Exercise brief:
Note how many lines contain "text" and give that number, with nothing else.

Part of a data file
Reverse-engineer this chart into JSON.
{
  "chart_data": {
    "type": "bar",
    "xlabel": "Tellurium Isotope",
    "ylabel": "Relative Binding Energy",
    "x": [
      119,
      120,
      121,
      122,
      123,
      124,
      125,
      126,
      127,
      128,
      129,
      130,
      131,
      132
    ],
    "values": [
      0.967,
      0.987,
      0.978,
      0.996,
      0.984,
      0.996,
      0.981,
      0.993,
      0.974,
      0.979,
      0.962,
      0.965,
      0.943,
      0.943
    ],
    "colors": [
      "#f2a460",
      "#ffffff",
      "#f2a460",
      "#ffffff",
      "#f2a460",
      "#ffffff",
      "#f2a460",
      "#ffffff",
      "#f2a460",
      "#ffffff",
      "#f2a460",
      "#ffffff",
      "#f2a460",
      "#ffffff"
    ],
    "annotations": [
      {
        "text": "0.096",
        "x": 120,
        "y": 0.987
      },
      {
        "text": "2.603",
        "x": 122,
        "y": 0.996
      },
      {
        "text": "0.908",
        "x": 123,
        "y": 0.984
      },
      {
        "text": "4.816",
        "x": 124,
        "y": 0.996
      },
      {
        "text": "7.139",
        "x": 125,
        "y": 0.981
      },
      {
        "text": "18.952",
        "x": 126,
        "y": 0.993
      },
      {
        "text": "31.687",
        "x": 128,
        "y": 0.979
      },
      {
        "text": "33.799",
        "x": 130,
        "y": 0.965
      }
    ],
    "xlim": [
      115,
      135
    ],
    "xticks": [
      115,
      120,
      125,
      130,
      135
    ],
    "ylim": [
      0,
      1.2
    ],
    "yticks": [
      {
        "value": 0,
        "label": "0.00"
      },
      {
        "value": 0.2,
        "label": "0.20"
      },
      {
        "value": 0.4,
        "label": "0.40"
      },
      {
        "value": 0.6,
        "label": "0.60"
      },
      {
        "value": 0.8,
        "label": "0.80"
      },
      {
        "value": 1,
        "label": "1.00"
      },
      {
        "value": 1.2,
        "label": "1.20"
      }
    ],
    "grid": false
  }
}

Written response:
8